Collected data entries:
★ ★ ★

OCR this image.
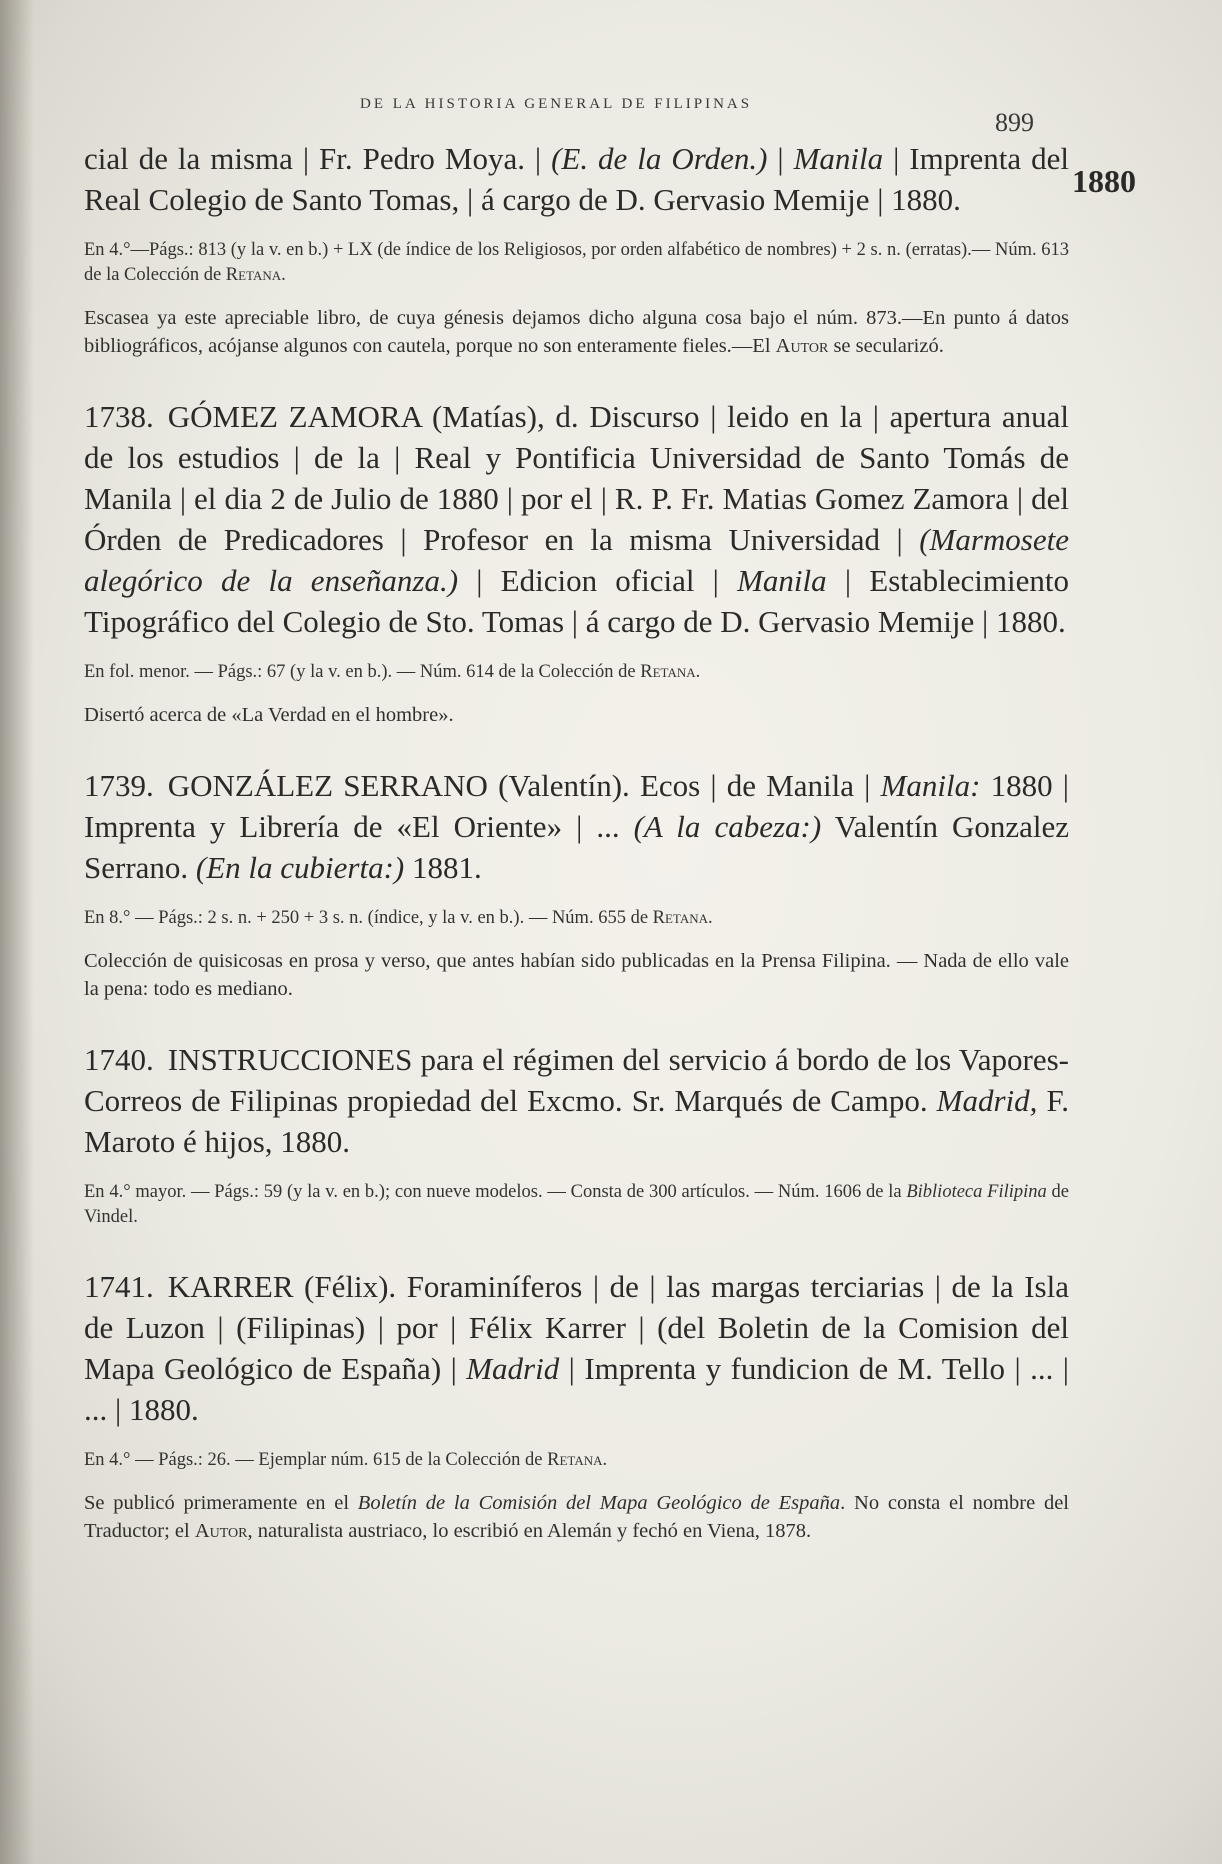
DE LA HISTORIA GENERAL DE FILIPINAS
899
1880

cial de la misma | Fr. Pedro Moya. | (E. de la Orden.) | Manila | Imprenta del Real Colegio de Santo Tomas, | á cargo de D. Gervasio Memije | 1880.

En 4.°—Págs.: 813 (y la v. en b.) + LX (de índice de los Religiosos, por orden alfabético de nombres) + 2 s. n. (erratas).— Núm. 613 de la Colección de Retana.

Escasea ya este apreciable libro, de cuya génesis dejamos dicho alguna cosa bajo el núm. 873.—En punto á datos bibliográficos, acójanse algunos con cautela, porque no son enteramente fieles.—El Autor se secularizó.

1738. GÓMEZ ZAMORA (Matías), d. Discurso | leido en la | apertura anual de los estudios | de la | Real y Pontificia Universidad de Santo Tomás de Manila | el dia 2 de Julio de 1880 | por el | R. P. Fr. Matias Gomez Zamora | del Órden de Predicadores | Profesor en la misma Universidad | (Marmosete alegórico de la enseñanza.) | Edicion oficial | Manila | Establecimiento Tipográfico del Colegio de Sto. Tomas | á cargo de D. Gervasio Memije | 1880.

En fol. menor. — Págs.: 67 (y la v. en b.). — Núm. 614 de la Colección de Retana.

Disertó acerca de «La Verdad en el hombre».

1739. GONZÁLEZ SERRANO (Valentín). Ecos | de Manila | Manila: 1880 | Imprenta y Librería de «El Oriente» | ... (A la cabeza:) Valentín Gonzalez Serrano. (En la cubierta:) 1881.

En 8.° — Págs.: 2 s. n. + 250 + 3 s. n. (índice, y la v. en b.). — Núm. 655 de Retana.

Colección de quisicosas en prosa y verso, que antes habían sido publicadas en la Prensa Filipina. — Nada de ello vale la pena: todo es mediano.

1740. INSTRUCCIONES para el régimen del servicio á bordo de los Vapores-Correos de Filipinas propiedad del Excmo. Sr. Marqués de Campo. Madrid, F. Maroto é hijos, 1880.

En 4.° mayor. — Págs.: 59 (y la v. en b.); con nueve modelos. — Consta de 300 artículos. — Núm. 1606 de la Biblioteca Filipina de Vindel.

1741. KARRER (Félix). Foraminíferos | de | las margas terciarias | de la Isla de Luzon | (Filipinas) | por | Félix Karrer | (del Boletin de la Comision del Mapa Geológico de España) | Madrid | Imprenta y fundicion de M. Tello | ... | ... | 1880.

En 4.° — Págs.: 26. — Ejemplar núm. 615 de la Colección de Retana.

Se publicó primeramente en el Boletín de la Comisión del Mapa Geológico de España. No consta el nombre del Traductor; el Autor, naturalista austriaco, lo escribió en Alemán y fechó en Viena, 1878.
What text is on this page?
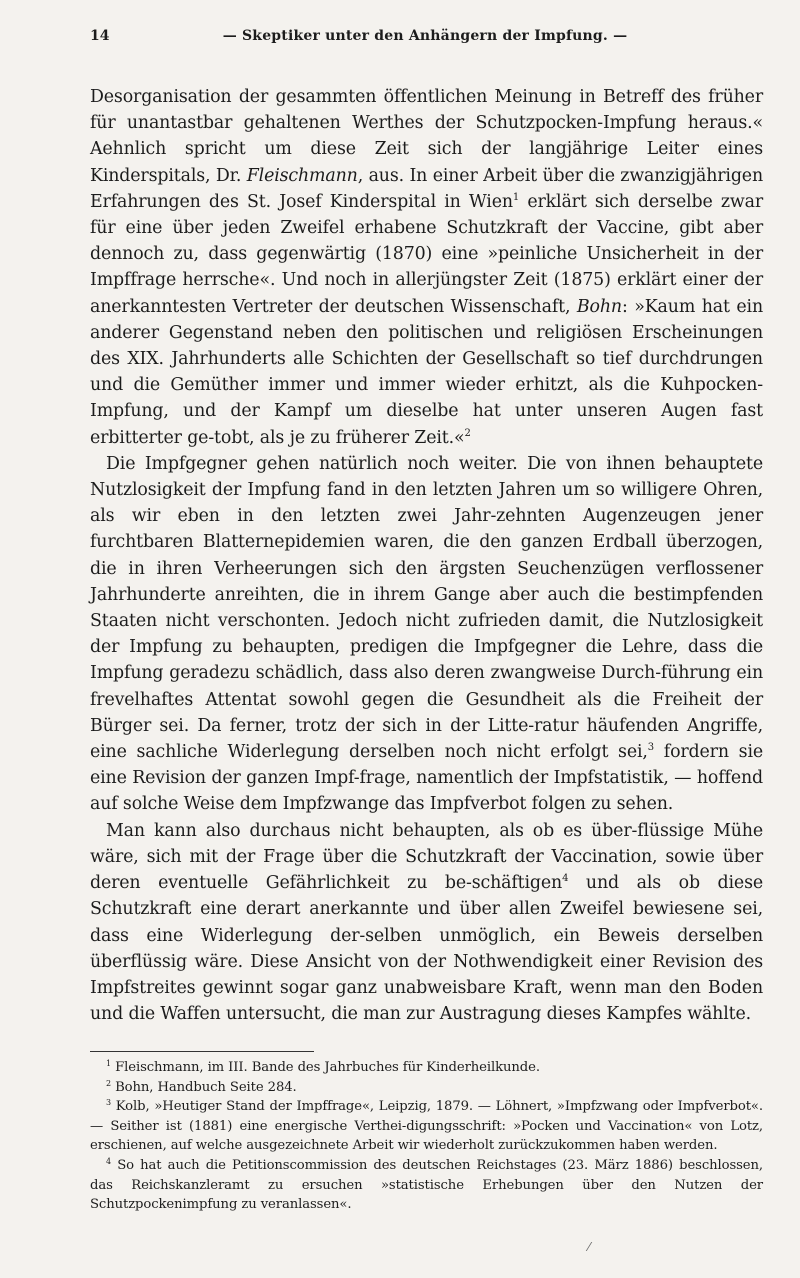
14	— Skeptiker unter den Anhängern der Impfung. —

Desorganisation der gesammten öffentlichen Meinung in Betreff des früher für unantastbar gehaltenen Werthes der Schutzpocken-Impfung heraus.« Aehnlich spricht um diese Zeit sich der langjährige Leiter eines Kinderspitals, Dr. Fleischmann, aus. In einer Arbeit über die zwanzigjährigen Erfahrungen des St. Josef Kinderspital in Wien$^1$ erklärt sich derselbe zwar für eine über jeden Zweifel erhabene Schutzkraft der Vaccine, gibt aber dennoch zu, dass gegenwärtig (1870) eine »peinliche Unsicherheit in der Impffrage herrsche«. Und noch in allerjüngster Zeit (1875) erklärt einer der anerkanntesten Vertreter der deutschen Wissenschaft, Bohn: »Kaum hat ein anderer Gegenstand neben den politischen und religiösen Erscheinungen des XIX. Jahrhunderts alle Schichten der Gesellschaft so tief durchdrungen und die Gemüther immer und immer wieder erhitzt, als die Kuhpocken-Impfung, und der Kampf um dieselbe hat unter unseren Augen fast erbitterter ge-tobt, als je zu früherer Zeit.«$^2$

Die Impfgegner gehen natürlich noch weiter. Die von ihnen behauptete Nutzlosigkeit der Impfung fand in den letzten Jahren um so willigere Ohren, als wir eben in den letzten zwei Jahr-zehnten Augenzeugen jener furchtbaren Blatternepidemien waren, die den ganzen Erdball überzogen, die in ihren Verheerungen sich den ärgsten Seuchenzügen verflossener Jahrhunderte anreihten, die in ihrem Gange aber auch die bestimpfenden Staaten nicht verschonten. Jedoch nicht zufrieden damit, die Nutzlosigkeit der Impfung zu behaupten, predigen die Impfgegner die Lehre, dass die Impfung geradezu schädlich, dass also deren zwangweise Durch-führung ein frevelhaftes Attentat sowohl gegen die Gesundheit als die Freiheit der Bürger sei. Da ferner, trotz der sich in der Litte-ratur häufenden Angriffe, eine sachliche Widerlegung derselben noch nicht erfolgt sei,$^3$ fordern sie eine Revision der ganzen Impf-frage, namentlich der Impfstatistik, — hoffend auf solche Weise dem Impfzwange das Impfverbot folgen zu sehen.

Man kann also durchaus nicht behaupten, als ob es über-flüssige Mühe wäre, sich mit der Frage über die Schutzkraft der Vaccination, sowie über deren eventuelle Gefährlichkeit zu be-schäftigen$^4$ und als ob diese Schutzkraft eine derart anerkannte und über allen Zweifel bewiesene sei, dass eine Widerlegung der-selben unmöglich, ein Beweis derselben überflüssig wäre. Diese Ansicht von der Nothwendigkeit einer Revision des Impfstreites gewinnt sogar ganz unabweisbare Kraft, wenn man den Boden und die Waffen untersucht, die man zur Austragung dieses Kampfes wählte.

$^1$ Fleischmann, im III. Bande des Jahrbuches für Kinderheilkunde.

$^2$ Bohn, Handbuch Seite 284.

$^3$ Kolb, »Heutiger Stand der Impffrage«, Leipzig, 1879. — Löhnert, »Impfzwang oder Impfverbot«. — Seither ist (1881) eine energische Verthei-digungsschrift: »Pocken und Vaccination« von Lotz, erschienen, auf welche ausgezeichnete Arbeit wir wiederholt zurückzukommen haben werden.

$^4$ So hat auch die Petitionscommission des deutschen Reichstages (23. März 1886) beschlossen, das Reichskanzleramt zu ersuchen »statistische Erhebungen über den Nutzen der Schutzpockenimpfung zu veranlassen«.

⁄
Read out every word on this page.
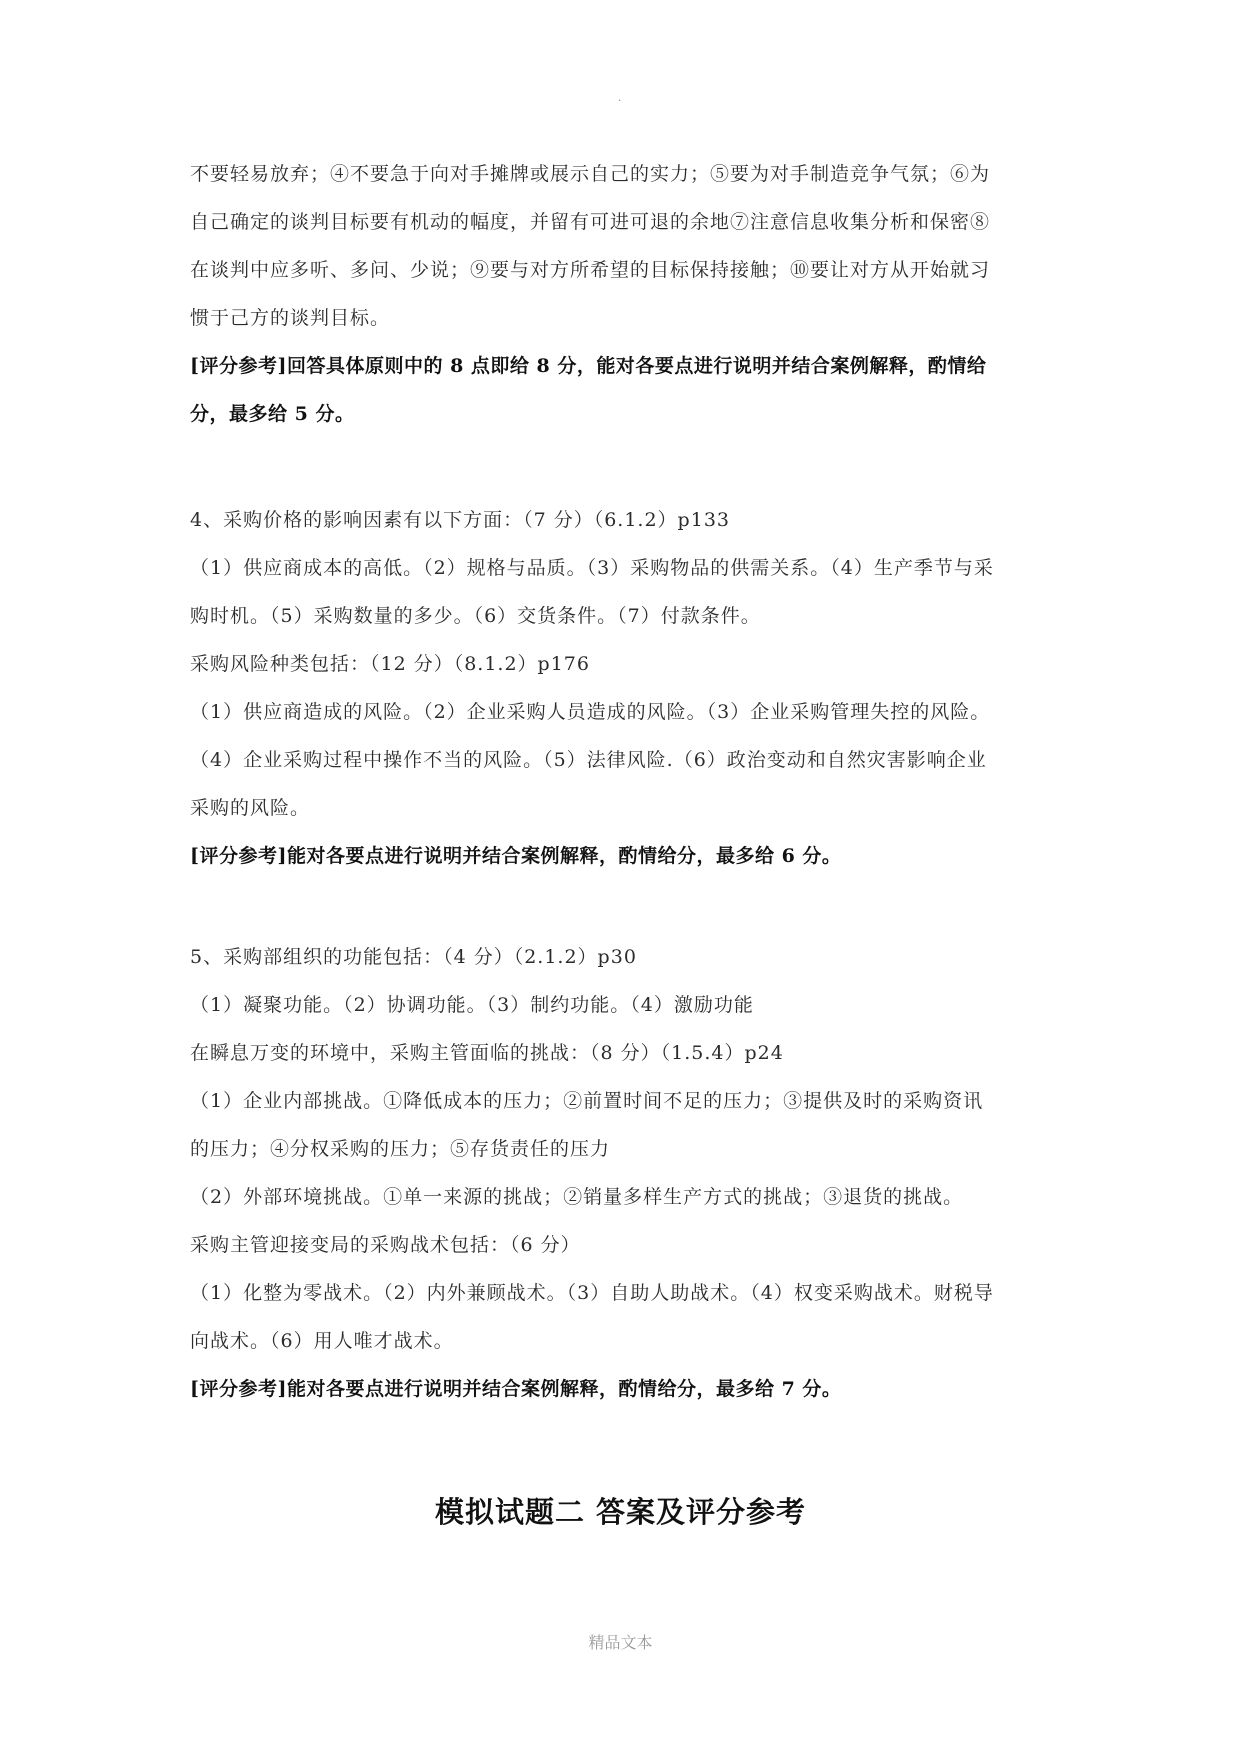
·
不要轻易放弃；④不要急于向对手摊牌或展示自己的实力；⑤要为对手制造竞争气氛；⑥为
自己确定的谈判目标要有机动的幅度，并留有可进可退的余地⑦注意信息收集分析和保密⑧
在谈判中应多听、多问、少说；⑨要与对方所希望的目标保持接触；⑩要让对方从开始就习
惯于己方的谈判目标。
[评分参考]回答具体原则中的 8 点即给 8 分，能对各要点进行说明并结合案例解释，酌情给
分，最多给 5 分。
4、采购价格的影响因素有以下方面：（7 分）（6.1.2）p133
（1）供应商成本的高低。（2）规格与品质。（3）采购物品的供需关系。（4）生产季节与采
购时机。（5）采购数量的多少。（6）交货条件。（7）付款条件。
采购风险种类包括：（12 分）（8.1.2）p176
（1）供应商造成的风险。（2）企业采购人员造成的风险。（3）企业采购管理失控的风险。
（4）企业采购过程中操作不当的风险。（5）法律风险.（6）政治变动和自然灾害影响企业
采购的风险。
[评分参考]能对各要点进行说明并结合案例解释，酌情给分，最多给 6 分。
5、采购部组织的功能包括：（4 分）（2.1.2）p30
（1）凝聚功能。（2）协调功能。（3）制约功能。（4）激励功能
在瞬息万变的环境中，采购主管面临的挑战：（8 分）（1.5.4）p24
（1）企业内部挑战。①降低成本的压力；②前置时间不足的压力；③提供及时的采购资讯
的压力；④分权采购的压力；⑤存货责任的压力
（2）外部环境挑战。①单一来源的挑战；②销量多样生产方式的挑战；③退货的挑战。
采购主管迎接变局的采购战术包括：（6 分）
（1）化整为零战术。（2）内外兼顾战术。（3）自助人助战术。（4）权变采购战术。财税导
向战术。（6）用人唯才战术。
[评分参考]能对各要点进行说明并结合案例解释，酌情给分，最多给 7 分。
模拟试题二 答案及评分参考
精品文本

★ ★ ★

WHAT THE TASK REQUIRES: Of all the lines in the listing above, how many include "this"? Write only the number.

WRITTEN SOLUTION: 3